**Trecho do texto**
++++++++++++++++++++
Aos 60 anos, Luiz Aragão passou 127 dias percorrando uma supertrilha de 2,2 mil quilômetros no Rio de Janeiro, passando entre montanhas, serras, lagoas, rios, praias e cidades do estado. Durante o caminho, ele não andou apenas a pé, mas também de bicicleta e de caiaque em alguns pontos. Aragão foi voluntário para testar, pela primeira vez, o traçado e a logística da supertrilha Volta ao Rio, que conecta unidades de conservação de diferentes regiões fluminenses. E o voluntário nem chegou a percorrer todo o trajeto. O projeto é que a Volta ao Rio tenha 3,5 mil km.
De acordo com o g1, Aragão é mineiro e vive em Taubaté, São Paulo. Apesar de não se considerar um trilheiro profissional, ele já tinha experiência em acampar e em caminhadas de longa distância, além de se manter ativo fisicamente com exercícios na academia. A tarefa dele foi colocar à prova um percurso até então planejado basicamente com mapas. Ele registrou tempo de deslocamento, identificou pontos de alimentação, hospedagem, transporte e banheiros, além de avaliar possibilidades de acampamento e outros serviços de apoio no trajeto.
Entrevistado pelo veículo, ele contou que uma das suas preocupações antes de começar era como seria recebido, mas ele voltou da viagem bastante otimista. “Ao olhar nos olhos das pessoas mais simples, ao ver quem me abriu a porta de casa sem nem me conhecer, eu voltei a ter esperança”, comentou o trilheiro.
Os maiores desafios da trilha
Um dos principais desafios da viagem foi ter que remar sozinho por cinco dias pelo Rio Imbé e outros sistemas lagunares até chegar ao litoral, trechos que ainda não haviam sido testados integralmente como rota. Outro desafio foram as subidas de bicicleta entre o Vale do Paraíba e as partes mais altas da Serra da Mantiqueira.
++++++++++++++++++++
**Listagem fornecida**
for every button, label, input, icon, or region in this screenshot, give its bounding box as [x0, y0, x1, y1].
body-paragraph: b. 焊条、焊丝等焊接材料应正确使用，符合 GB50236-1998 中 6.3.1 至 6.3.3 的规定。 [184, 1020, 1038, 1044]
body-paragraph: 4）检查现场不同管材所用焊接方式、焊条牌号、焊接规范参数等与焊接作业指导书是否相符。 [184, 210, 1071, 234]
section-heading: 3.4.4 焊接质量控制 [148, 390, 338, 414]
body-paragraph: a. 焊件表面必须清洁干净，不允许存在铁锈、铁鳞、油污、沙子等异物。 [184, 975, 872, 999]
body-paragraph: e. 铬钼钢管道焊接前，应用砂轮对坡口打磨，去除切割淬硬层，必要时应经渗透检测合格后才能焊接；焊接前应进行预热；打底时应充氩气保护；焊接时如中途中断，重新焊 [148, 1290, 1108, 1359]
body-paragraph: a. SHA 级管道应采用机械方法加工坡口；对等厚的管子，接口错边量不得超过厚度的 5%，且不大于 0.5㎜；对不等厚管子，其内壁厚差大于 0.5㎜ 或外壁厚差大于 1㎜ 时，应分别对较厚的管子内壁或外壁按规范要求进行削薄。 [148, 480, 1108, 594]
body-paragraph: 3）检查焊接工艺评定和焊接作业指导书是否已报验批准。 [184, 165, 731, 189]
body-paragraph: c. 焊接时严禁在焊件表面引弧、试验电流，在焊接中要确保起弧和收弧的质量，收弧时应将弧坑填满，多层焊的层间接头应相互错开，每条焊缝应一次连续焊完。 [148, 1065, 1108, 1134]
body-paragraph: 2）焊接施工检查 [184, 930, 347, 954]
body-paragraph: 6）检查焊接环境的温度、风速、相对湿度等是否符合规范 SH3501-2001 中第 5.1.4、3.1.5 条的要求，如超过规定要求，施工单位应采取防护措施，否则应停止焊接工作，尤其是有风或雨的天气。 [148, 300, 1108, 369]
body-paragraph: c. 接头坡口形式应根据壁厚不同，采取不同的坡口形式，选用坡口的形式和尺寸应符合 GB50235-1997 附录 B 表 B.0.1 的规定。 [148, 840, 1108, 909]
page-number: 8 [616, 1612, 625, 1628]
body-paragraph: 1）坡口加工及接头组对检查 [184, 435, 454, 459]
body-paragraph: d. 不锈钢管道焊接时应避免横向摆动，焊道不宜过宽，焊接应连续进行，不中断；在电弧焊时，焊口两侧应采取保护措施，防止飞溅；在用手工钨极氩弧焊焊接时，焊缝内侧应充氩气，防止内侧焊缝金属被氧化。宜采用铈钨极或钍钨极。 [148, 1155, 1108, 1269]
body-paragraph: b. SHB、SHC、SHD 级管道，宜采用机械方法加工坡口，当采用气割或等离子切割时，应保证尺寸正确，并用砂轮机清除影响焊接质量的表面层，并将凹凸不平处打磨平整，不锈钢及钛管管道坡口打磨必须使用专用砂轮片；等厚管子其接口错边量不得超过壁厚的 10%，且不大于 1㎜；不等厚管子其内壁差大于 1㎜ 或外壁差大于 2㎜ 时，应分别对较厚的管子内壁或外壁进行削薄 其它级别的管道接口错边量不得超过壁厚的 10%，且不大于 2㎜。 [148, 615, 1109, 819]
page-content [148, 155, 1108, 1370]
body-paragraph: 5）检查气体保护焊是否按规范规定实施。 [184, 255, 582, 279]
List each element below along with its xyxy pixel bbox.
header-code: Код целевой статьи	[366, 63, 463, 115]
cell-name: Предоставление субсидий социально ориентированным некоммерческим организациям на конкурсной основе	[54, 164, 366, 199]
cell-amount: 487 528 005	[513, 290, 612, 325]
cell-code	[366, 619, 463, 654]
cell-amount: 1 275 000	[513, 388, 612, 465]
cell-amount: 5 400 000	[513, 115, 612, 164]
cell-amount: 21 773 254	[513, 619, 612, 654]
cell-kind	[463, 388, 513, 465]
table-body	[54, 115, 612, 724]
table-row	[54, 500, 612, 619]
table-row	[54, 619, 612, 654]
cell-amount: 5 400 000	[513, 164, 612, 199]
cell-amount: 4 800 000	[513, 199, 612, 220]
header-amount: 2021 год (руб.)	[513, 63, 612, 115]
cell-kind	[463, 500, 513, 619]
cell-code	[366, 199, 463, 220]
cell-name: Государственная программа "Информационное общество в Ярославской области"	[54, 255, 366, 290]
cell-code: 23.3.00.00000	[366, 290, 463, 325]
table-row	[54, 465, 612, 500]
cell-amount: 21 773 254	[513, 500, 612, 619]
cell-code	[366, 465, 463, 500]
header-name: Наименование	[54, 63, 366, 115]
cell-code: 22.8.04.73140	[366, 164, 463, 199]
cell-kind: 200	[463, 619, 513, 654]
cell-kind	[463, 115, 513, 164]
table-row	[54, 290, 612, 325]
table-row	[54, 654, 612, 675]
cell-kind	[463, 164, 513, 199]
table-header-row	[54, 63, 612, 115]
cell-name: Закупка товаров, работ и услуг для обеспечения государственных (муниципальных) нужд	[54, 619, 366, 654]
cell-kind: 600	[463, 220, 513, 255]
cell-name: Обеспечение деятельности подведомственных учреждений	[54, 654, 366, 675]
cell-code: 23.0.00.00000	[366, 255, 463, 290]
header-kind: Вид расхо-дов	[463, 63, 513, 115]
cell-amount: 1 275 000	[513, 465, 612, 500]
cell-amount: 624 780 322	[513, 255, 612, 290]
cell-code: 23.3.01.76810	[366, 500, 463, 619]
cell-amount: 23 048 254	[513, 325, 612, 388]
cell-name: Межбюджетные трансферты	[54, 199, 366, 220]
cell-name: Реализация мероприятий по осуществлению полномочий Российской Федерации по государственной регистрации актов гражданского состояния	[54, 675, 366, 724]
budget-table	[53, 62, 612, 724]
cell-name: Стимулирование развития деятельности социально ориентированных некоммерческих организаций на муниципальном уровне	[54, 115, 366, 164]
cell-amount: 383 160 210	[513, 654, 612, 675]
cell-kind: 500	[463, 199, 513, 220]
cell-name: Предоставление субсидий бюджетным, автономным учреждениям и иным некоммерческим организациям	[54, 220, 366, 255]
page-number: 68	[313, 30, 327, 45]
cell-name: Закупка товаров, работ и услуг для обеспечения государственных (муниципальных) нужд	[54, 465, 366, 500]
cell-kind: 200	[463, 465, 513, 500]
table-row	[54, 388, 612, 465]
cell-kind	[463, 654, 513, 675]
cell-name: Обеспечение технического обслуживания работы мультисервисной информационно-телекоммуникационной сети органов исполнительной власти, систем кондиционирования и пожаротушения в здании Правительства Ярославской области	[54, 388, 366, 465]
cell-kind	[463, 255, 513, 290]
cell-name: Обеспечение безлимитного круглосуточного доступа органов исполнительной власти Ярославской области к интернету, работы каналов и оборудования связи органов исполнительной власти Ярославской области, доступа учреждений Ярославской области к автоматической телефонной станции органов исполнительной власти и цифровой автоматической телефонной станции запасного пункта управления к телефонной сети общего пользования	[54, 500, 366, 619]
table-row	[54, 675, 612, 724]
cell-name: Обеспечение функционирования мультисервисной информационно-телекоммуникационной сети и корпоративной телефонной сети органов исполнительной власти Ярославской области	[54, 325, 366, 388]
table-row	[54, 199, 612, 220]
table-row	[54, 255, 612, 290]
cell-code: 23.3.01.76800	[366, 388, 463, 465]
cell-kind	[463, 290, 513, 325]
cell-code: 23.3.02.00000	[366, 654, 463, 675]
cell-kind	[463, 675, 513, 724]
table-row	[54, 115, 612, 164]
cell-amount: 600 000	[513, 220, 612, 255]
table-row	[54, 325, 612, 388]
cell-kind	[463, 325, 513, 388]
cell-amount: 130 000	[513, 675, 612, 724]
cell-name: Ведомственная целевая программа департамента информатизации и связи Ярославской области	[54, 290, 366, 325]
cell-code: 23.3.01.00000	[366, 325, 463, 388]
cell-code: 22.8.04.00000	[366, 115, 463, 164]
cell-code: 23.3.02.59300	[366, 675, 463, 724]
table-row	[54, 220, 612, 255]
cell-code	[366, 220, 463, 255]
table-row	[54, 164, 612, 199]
++++++++++++++++++++
**Tarefa a cumprir**
Copie o texto sobre a supertrilha Volta ao Rio desde as palavras "Entrevistado pelo veículo, ele" até "Serra da Mantiqueira.", renomeando "Rio Imbé" para "Rio Macaé". A listagem vem de uma fonte diferente.

**Resposta do exercício**
Entrevistado pelo veículo, ele contou que uma das suas preocupações antes de começar era como seria recebido, mas ele voltou da viagem bastante otimista. “Ao olhar nos olhos das pessoas mais simples, ao ver quem me abriu a porta de casa sem nem me conhecer, eu voltei a ter esperança”, comentou o trilheiro.
Os maiores desafios da trilha
Um dos principais desafios da viagem foi ter que remar sozinho por cinco dias pelo Rio Macaé e outros sistemas lagunares até chegar ao litoral, trechos que ainda não haviam sido testados integralmente como rota. Outro desafio foram as subidas de bicicleta entre o Vale do Paraíba e as partes mais altas da Serra da Mantiqueira.